§ **Do this**: Pull out every line below containing the word "البخاري".

§ **Data extracted from a collection**:
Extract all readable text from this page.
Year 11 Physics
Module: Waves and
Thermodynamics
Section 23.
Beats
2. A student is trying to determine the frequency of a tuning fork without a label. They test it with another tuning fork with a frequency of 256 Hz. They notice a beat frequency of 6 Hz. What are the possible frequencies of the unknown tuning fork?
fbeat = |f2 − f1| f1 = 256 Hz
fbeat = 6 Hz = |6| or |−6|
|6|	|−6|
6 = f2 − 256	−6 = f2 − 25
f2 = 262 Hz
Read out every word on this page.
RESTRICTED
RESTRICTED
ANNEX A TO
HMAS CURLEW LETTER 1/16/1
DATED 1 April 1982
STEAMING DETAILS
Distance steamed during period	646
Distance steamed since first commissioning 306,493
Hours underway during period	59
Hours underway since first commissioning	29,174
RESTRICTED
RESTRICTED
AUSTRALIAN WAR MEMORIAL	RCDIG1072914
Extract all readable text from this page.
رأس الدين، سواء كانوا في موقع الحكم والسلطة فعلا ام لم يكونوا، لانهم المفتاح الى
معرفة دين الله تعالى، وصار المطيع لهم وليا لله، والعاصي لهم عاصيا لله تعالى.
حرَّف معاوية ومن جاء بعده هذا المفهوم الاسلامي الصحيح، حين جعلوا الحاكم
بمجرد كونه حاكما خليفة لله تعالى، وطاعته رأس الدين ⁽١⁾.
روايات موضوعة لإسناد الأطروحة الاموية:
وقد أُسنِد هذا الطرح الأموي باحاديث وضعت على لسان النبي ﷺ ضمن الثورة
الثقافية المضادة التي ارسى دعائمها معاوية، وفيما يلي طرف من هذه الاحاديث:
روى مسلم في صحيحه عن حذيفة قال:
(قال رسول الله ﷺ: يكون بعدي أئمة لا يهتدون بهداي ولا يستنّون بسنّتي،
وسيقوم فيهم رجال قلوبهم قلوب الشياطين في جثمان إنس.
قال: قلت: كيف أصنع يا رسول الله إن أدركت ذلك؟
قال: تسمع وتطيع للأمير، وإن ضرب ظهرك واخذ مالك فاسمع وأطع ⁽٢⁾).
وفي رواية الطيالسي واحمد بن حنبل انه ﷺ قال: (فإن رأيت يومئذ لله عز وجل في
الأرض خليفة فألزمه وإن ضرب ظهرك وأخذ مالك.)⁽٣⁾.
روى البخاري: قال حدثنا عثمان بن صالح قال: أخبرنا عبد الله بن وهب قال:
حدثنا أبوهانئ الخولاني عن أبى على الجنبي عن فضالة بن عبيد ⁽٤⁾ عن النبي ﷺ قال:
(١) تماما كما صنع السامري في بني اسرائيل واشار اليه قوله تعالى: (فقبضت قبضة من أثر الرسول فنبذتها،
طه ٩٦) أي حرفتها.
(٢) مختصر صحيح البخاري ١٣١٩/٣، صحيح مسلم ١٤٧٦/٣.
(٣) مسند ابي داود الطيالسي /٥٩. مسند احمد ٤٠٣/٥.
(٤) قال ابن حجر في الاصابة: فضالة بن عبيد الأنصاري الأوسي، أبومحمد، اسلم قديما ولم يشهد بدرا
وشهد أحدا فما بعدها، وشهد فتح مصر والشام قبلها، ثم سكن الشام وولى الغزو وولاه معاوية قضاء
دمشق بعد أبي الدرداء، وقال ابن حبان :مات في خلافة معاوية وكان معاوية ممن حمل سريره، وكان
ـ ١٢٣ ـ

§ **Reply to the exercise**:
روى البخاري: قال حدثنا عثمان بن صالح قال: أخبرنا عبد الله بن وهب قال:
(٢) مختصر صحيح البخاري ١٣١٩/٣، صحيح مسلم ١٤٧٦/٣.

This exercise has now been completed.